◆ **Challenge**
Restate the entries below verbatim.

◆ **Task material**
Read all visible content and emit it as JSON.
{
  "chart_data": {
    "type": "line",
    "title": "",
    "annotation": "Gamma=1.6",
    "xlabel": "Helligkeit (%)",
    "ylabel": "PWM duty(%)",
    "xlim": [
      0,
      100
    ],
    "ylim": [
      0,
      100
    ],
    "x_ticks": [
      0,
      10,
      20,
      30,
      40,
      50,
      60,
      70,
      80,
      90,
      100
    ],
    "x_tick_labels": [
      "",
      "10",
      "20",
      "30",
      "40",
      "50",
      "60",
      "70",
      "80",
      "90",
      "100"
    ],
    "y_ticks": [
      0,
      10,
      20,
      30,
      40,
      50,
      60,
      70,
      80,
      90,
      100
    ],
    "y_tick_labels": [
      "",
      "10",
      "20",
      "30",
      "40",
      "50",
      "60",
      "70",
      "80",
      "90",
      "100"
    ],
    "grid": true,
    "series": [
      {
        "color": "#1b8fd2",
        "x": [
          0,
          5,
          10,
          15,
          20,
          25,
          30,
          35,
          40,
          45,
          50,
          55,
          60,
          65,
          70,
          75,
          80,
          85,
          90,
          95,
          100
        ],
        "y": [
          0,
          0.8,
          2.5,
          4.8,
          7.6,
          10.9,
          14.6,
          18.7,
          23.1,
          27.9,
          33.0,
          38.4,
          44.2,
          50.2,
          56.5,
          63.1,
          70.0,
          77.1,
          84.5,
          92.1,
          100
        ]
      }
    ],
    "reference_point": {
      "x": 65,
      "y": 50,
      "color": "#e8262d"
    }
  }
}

◆ **Task solution**
Read all visible content and emit it as JSON.
{
  "chart_data": {
    "type": "line",
    "title": "",
    "annotation": "Gamma=1.6",
    "xlabel": "Helligkeit (%)",
    "ylabel": "PWM duty(%)",
    "xlim": [
      0,
      100
    ],
    "ylim": [
      0,
      100
    ],
    "x_ticks": [
      0,
      10,
      20,
      30,
      40,
      50,
      60,
      70,
      80,
      90,
      100
    ],
    "x_tick_labels": [
      "",
      "10",
      "20",
      "30",
      "40",
      "50",
      "60",
      "70",
      "80",
      "90",
      "100"
    ],
    "y_ticks": [
      0,
      10,
      20,
      30,
      40,
      50,
      60,
      70,
      80,
      90,
      100
    ],
    "y_tick_labels": [
      "",
      "10",
      "20",
      "30",
      "40",
      "50",
      "60",
      "70",
      "80",
      "90",
      "100"
    ],
    "grid": true,
    "series": [
      {
        "color": "#1b8fd2",
        "x": [
          0,
          5,
          10,
          15,
          20,
          25,
          30,
          35,
          40,
          45,
          50,
          55,
          60,
          65,
          70,
          75,
          80,
          85,
          90,
          95,
          100
        ],
        "y": [
          0,
          0.8,
          2.5,
          4.8,
          7.6,
          10.9,
          14.6,
          18.7,
          23.1,
          27.9,
          33.0,
          38.4,
          44.2,
          50.2,
          56.5,
          63.1,
          70.0,
          77.1,
          84.5,
          92.1,
          100
        ]
      }
    ],
    "reference_point": {
      "x": 65,
      "y": 50,
      "color": "#e8262d"
    }
  }
}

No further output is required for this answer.